Show each line of the data below that has the string "have" in it.

*** Data ***

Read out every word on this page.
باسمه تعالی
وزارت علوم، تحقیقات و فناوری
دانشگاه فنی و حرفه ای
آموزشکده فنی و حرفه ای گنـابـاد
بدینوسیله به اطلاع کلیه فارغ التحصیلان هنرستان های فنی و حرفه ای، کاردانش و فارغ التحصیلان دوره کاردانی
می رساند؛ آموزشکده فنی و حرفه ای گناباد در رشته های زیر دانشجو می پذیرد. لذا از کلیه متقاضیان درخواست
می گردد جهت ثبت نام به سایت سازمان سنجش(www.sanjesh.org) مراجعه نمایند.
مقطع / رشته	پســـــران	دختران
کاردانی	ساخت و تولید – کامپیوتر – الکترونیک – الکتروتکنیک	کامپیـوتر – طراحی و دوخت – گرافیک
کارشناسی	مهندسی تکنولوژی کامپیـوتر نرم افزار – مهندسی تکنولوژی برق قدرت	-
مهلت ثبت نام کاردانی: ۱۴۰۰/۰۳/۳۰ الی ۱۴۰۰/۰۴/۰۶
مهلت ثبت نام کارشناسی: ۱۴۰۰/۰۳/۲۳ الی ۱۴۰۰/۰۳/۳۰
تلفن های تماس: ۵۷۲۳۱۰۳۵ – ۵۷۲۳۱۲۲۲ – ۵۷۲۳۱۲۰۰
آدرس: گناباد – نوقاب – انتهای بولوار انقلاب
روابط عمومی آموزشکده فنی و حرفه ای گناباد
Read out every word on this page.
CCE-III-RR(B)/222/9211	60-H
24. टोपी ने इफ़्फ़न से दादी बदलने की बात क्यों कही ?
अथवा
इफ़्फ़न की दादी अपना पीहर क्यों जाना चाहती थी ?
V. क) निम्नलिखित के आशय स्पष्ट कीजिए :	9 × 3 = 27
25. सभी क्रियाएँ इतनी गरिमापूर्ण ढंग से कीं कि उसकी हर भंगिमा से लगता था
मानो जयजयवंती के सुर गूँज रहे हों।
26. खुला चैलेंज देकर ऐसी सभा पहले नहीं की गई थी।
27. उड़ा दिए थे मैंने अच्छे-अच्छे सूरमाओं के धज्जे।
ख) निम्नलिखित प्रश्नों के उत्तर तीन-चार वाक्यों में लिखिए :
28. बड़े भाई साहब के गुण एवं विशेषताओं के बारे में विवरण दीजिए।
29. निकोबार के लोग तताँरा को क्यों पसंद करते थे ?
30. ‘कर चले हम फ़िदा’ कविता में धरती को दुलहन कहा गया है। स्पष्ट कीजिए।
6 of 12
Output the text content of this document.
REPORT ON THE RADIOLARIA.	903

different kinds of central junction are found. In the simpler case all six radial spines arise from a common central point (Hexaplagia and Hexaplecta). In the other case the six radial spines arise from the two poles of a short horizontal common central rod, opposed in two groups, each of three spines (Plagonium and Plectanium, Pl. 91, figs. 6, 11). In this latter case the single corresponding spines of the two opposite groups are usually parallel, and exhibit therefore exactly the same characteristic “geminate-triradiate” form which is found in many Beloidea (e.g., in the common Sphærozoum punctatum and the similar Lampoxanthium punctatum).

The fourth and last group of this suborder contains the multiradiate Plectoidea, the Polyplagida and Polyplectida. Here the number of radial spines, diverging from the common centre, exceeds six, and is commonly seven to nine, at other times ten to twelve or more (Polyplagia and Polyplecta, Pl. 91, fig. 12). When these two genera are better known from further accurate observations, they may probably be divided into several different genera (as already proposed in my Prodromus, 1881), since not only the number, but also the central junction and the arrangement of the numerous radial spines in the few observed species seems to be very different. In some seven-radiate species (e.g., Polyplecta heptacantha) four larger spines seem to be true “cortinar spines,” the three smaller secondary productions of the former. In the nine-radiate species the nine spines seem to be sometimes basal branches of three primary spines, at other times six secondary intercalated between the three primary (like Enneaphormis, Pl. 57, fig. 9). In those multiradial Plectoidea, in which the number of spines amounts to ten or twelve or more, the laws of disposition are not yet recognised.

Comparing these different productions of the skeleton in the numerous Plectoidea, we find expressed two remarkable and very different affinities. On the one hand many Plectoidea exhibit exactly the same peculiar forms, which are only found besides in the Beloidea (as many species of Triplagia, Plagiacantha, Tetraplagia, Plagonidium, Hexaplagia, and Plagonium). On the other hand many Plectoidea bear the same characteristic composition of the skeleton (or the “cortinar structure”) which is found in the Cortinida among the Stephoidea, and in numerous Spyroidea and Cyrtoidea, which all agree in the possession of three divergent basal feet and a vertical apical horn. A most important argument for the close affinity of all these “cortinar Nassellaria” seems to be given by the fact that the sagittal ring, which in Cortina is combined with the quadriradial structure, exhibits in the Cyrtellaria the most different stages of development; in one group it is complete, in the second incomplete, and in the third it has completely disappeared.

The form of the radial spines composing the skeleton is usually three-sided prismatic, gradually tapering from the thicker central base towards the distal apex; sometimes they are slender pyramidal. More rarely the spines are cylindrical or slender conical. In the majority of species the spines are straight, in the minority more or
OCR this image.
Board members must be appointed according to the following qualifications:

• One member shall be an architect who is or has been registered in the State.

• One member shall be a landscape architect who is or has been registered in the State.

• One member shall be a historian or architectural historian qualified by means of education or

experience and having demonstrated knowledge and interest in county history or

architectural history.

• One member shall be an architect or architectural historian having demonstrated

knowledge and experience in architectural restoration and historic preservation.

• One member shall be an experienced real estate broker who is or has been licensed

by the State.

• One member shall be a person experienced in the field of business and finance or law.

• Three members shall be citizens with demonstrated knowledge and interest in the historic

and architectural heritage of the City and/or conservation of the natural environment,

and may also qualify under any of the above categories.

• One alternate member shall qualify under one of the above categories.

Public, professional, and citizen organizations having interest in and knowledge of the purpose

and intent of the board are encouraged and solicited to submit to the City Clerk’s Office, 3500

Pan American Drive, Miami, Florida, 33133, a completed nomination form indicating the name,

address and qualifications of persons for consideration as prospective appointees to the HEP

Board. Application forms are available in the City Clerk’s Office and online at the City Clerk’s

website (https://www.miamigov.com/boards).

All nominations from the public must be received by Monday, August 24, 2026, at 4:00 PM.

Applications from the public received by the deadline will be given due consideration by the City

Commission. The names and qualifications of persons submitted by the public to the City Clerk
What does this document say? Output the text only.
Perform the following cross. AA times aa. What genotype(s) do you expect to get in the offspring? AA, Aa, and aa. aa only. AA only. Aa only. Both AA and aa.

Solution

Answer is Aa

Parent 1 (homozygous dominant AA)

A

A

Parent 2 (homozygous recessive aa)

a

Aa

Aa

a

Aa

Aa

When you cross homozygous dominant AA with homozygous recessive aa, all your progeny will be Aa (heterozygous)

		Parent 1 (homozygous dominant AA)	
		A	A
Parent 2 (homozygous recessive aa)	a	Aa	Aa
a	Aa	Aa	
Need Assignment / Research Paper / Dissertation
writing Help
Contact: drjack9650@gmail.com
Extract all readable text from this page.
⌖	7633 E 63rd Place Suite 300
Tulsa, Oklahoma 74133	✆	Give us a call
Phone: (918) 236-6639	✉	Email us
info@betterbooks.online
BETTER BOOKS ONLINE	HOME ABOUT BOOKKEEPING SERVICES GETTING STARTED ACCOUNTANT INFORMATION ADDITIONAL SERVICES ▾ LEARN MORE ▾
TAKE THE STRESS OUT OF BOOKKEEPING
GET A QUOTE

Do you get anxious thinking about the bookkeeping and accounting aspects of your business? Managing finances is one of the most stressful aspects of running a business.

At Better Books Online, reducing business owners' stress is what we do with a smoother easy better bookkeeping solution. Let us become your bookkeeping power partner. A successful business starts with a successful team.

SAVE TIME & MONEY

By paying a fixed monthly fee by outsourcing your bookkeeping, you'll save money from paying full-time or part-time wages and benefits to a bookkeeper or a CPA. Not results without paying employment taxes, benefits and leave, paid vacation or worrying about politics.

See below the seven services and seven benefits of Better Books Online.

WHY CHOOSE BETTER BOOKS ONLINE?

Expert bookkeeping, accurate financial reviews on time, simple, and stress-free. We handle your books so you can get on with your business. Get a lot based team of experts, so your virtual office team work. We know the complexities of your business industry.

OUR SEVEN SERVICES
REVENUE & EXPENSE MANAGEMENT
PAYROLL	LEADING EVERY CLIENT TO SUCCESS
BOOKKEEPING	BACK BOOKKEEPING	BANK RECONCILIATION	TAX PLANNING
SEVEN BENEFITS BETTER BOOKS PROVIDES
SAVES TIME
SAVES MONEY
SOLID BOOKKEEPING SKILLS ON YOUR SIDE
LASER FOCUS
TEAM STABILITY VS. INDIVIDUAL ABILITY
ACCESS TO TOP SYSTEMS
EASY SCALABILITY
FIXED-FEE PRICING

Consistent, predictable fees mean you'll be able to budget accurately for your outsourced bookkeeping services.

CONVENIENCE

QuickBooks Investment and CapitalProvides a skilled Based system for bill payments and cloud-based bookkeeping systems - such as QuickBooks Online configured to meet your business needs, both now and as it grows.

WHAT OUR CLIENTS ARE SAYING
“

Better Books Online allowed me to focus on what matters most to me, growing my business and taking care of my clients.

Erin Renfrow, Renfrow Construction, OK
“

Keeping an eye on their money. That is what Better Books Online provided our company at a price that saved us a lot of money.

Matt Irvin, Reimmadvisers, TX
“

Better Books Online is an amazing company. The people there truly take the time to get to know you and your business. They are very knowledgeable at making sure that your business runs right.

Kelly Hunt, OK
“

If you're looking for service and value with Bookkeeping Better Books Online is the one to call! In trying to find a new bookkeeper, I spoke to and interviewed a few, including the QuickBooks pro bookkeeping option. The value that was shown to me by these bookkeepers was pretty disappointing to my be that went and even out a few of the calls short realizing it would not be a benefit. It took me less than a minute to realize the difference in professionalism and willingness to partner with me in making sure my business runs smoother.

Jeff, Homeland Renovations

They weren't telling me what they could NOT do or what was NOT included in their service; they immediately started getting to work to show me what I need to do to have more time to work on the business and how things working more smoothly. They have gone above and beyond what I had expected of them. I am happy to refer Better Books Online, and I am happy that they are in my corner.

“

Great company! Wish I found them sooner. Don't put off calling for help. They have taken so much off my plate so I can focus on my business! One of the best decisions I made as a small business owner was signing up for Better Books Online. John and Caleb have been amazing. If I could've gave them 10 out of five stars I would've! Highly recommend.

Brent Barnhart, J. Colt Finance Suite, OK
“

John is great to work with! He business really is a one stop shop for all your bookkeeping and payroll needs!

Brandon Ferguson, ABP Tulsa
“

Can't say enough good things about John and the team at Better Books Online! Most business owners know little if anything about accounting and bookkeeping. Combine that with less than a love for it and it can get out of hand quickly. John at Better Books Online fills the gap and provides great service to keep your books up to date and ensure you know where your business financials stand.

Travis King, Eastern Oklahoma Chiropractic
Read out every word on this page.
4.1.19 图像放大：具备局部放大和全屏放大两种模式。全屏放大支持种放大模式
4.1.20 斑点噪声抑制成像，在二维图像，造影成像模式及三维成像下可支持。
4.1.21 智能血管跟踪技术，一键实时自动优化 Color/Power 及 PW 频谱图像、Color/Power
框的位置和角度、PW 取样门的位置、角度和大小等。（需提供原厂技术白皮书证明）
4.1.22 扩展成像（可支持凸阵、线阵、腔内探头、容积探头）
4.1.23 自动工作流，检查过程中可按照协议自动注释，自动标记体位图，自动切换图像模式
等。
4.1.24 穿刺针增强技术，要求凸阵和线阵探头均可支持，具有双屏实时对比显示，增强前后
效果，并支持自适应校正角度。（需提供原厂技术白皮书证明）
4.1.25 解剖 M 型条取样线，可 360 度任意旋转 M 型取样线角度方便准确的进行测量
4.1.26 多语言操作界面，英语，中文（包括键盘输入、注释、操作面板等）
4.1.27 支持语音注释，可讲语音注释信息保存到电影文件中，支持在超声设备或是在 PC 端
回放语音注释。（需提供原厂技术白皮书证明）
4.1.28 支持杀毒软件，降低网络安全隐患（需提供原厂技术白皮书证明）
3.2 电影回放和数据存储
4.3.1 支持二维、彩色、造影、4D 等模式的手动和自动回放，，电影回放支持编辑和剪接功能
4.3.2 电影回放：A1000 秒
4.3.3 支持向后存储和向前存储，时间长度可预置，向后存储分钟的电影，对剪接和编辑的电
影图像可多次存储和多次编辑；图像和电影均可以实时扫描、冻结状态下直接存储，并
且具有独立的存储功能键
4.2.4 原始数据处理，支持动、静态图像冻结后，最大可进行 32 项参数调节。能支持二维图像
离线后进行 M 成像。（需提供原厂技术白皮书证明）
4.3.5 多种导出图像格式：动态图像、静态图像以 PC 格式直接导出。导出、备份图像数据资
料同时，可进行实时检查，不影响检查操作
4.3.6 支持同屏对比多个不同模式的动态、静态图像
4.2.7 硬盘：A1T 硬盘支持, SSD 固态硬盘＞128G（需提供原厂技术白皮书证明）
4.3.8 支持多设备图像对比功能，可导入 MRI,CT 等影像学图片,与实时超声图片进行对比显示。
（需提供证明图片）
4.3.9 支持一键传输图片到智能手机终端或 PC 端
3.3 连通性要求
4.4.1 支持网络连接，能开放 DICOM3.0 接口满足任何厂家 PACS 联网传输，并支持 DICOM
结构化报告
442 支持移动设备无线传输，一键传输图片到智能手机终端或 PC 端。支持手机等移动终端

***

Problem solution:
They weren't telling me what they could NOT do or what was NOT included in their service; they immediately started getting to work to show me what I need to do to have more time to work on the business and how things working more smoothly. They have gone above and beyond what I had expected of them. I am happy to refer Better Books Online, and I am happy that they are in my corner.
Great company! Wish I found them sooner. Don't put off calling for help. They have taken so much off my plate so I can focus on my business! One of the best decisions I made as a small business owner was signing up for Better Books Online. John and Caleb have been amazing. If I could've gave them 10 out of five stars I would've! Highly recommend.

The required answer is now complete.